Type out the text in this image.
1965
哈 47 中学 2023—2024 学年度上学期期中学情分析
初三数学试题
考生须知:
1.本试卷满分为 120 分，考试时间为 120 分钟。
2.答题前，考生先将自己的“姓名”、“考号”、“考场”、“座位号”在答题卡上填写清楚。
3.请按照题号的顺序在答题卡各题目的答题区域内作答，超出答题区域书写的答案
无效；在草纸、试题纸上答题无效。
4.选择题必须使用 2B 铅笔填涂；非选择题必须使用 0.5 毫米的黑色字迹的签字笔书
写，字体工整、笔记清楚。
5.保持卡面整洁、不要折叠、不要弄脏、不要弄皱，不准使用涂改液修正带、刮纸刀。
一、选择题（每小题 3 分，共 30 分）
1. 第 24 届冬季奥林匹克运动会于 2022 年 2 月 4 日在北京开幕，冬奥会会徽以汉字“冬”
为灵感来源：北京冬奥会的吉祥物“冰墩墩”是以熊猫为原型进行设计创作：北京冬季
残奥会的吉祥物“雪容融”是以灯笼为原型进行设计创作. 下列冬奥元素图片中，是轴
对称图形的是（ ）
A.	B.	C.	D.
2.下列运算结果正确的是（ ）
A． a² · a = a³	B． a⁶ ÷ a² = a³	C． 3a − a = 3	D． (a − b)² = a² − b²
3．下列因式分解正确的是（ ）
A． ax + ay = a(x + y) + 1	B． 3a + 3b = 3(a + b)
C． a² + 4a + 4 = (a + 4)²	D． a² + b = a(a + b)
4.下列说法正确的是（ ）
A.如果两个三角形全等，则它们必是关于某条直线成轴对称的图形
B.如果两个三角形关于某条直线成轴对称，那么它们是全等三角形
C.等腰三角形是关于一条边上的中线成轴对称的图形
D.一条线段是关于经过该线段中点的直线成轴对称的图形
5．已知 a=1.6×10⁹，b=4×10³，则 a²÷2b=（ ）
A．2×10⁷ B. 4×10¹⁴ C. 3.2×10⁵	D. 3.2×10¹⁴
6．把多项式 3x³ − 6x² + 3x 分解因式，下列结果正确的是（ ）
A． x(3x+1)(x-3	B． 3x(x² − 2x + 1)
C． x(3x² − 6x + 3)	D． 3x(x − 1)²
--
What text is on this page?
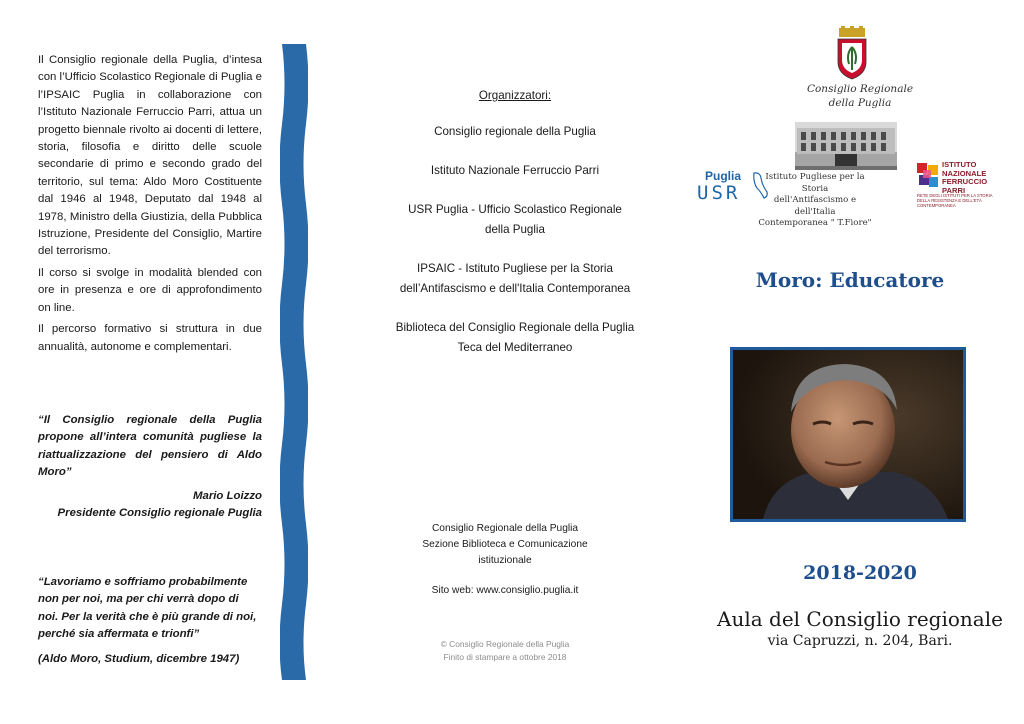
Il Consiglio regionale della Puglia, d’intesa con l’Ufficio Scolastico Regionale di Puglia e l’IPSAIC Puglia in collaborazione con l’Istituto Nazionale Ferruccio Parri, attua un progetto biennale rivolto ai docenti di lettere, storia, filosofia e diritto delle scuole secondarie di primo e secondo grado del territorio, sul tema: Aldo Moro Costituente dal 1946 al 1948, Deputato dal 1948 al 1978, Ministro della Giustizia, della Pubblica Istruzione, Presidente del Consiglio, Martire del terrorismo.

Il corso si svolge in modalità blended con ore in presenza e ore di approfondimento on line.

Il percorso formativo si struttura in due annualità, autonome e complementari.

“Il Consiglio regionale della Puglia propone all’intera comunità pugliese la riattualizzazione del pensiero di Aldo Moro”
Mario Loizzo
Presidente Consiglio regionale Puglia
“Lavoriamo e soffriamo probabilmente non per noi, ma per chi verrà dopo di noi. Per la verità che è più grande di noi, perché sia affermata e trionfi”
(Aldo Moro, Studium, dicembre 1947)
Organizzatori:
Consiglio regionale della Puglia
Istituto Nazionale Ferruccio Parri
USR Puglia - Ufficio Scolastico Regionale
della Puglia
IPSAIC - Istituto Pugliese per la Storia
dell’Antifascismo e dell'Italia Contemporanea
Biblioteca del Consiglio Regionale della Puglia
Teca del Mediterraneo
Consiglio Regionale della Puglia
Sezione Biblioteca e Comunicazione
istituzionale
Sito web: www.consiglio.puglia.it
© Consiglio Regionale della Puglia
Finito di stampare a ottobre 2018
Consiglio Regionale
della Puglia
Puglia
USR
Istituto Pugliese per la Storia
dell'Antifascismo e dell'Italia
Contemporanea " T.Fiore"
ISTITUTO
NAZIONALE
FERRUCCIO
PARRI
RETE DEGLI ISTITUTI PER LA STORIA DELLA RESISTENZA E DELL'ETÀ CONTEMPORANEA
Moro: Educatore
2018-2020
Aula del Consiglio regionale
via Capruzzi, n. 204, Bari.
...
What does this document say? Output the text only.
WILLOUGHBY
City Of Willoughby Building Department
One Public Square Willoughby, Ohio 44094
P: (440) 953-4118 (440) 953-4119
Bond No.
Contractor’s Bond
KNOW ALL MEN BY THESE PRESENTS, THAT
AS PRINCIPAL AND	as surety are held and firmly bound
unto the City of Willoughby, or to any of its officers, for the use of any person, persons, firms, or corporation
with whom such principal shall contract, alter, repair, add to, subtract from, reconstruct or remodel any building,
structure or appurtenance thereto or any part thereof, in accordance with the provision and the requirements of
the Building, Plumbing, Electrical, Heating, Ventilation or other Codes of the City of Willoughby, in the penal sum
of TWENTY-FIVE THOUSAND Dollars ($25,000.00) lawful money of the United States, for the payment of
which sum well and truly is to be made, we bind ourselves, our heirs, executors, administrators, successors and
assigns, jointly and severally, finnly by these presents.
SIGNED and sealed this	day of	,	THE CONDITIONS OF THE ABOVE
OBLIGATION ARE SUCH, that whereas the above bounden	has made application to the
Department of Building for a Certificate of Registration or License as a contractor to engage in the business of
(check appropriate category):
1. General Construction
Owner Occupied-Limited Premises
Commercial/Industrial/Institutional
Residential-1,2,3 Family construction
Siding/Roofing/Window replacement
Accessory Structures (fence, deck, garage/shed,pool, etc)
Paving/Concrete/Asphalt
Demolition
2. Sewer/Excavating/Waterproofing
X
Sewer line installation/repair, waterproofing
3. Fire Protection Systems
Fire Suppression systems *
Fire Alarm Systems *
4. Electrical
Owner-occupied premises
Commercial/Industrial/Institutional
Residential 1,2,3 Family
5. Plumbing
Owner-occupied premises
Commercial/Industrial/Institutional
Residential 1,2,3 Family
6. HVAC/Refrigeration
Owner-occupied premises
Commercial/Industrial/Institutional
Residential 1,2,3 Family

PROBLEM DETAILS
From the entries above, extract every line where the word "Ufficio" appears.

ANSWER TO THE TASK
Il Consiglio regionale della Puglia, d’intesa con l’Ufficio Scolastico Regionale di Puglia e l’IPSAIC Puglia in collaborazione con l’Istituto Nazionale Ferruccio Parri, attua un progetto biennale rivolto ai docenti di lettere, storia, filosofia e diritto delle scuole secondarie di primo e secondo grado del territorio, sul tema: Aldo Moro Costituente dal 1946 al 1948, Deputato dal 1948 al 1978, Ministro della Giustizia, della Pubblica Istruzione, Presidente del Consiglio, Martire del terrorismo.
USR Puglia - Ufficio Scolastico Regionale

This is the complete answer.